_Direction_
Look through the lines below and extract any with the word "Corridor".

[Records from a collection]
* * * *
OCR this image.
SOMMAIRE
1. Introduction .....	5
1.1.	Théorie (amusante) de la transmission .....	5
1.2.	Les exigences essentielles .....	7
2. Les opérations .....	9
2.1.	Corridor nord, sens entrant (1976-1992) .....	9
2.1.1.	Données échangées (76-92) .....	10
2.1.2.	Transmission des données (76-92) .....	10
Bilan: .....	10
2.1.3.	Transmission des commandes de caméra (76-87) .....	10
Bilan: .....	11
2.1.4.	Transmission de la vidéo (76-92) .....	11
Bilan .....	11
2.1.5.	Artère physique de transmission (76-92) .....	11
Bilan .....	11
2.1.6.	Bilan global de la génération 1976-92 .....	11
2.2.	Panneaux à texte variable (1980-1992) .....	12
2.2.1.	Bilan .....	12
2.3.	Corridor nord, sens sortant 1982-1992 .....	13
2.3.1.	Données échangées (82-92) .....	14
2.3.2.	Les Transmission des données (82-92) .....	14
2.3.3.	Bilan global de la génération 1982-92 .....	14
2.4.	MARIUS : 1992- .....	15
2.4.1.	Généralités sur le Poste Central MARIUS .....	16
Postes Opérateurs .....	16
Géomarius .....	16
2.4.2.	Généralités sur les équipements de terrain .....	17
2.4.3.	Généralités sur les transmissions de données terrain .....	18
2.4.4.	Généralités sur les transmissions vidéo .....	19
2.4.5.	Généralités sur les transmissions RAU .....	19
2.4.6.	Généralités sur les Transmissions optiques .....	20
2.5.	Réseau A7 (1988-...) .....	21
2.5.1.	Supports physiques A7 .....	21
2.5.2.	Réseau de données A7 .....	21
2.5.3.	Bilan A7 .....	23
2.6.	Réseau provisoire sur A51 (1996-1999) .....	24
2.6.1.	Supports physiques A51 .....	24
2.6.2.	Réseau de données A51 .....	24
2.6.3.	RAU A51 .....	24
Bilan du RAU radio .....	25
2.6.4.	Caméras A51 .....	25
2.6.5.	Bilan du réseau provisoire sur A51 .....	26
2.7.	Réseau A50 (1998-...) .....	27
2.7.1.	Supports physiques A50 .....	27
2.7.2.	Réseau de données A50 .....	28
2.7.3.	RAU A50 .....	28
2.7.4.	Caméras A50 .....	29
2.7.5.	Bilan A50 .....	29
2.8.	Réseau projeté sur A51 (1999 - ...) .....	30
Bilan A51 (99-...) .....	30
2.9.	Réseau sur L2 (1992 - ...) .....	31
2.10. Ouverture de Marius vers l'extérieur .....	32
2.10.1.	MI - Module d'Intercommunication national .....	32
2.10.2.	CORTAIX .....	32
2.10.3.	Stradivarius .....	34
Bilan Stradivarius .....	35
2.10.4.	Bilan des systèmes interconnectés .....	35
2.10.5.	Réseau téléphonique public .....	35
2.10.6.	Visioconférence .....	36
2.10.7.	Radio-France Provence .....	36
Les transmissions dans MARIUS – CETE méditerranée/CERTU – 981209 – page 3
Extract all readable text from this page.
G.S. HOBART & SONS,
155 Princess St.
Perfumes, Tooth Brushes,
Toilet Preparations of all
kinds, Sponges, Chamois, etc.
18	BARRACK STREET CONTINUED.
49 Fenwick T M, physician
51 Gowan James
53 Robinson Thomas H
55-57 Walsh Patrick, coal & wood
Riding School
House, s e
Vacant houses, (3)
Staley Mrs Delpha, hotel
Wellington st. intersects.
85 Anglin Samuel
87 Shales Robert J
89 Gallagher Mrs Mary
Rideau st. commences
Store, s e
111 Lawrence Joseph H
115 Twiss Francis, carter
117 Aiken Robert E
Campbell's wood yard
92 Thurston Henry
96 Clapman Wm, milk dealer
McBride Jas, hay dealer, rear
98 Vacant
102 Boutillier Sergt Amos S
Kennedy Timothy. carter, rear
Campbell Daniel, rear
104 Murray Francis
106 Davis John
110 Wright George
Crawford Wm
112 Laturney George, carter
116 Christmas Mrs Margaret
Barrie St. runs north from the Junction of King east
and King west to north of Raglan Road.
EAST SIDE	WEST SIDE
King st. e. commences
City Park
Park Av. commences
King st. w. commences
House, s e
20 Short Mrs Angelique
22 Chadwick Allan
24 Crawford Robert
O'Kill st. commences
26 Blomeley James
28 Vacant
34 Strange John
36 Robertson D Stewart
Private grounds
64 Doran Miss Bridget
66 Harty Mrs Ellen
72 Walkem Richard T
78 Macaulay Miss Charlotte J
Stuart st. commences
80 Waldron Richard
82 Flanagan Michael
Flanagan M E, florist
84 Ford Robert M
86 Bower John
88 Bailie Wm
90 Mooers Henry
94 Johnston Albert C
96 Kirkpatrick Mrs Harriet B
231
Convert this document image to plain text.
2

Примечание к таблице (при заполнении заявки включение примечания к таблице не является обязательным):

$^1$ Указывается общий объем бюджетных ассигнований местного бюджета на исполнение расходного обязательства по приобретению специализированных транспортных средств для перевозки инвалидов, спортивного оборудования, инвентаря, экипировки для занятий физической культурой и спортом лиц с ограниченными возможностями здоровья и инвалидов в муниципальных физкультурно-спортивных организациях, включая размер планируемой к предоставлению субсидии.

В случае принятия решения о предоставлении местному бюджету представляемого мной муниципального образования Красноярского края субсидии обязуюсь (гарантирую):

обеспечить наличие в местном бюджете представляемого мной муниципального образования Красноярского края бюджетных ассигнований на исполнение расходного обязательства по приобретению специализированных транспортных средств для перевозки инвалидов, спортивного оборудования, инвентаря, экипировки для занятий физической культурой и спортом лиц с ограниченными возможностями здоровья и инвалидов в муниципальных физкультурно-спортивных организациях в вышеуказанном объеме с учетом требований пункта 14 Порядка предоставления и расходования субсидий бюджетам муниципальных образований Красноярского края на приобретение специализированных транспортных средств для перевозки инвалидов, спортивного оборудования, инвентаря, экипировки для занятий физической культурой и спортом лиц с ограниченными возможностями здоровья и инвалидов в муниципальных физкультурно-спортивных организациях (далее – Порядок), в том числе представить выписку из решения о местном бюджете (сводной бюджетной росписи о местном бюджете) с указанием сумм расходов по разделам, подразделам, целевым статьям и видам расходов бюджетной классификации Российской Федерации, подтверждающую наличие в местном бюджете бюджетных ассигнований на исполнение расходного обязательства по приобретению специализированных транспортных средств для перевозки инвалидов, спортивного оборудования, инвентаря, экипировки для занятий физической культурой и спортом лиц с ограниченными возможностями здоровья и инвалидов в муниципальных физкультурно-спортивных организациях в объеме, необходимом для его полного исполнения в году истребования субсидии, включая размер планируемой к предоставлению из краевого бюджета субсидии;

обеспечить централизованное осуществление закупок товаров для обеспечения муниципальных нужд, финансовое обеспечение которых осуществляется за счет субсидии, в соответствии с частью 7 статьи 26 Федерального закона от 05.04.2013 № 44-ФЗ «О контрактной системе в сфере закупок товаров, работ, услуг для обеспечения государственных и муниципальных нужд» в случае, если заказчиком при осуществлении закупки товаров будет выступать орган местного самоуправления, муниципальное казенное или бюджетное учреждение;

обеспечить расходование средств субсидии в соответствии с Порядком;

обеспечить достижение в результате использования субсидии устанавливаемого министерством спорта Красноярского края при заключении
* * * *
_The answer_
2.1.	Corridor nord, sens entrant (1976-1992) .....	9
2.3.	Corridor nord, sens sortant 1982-1992 .....	13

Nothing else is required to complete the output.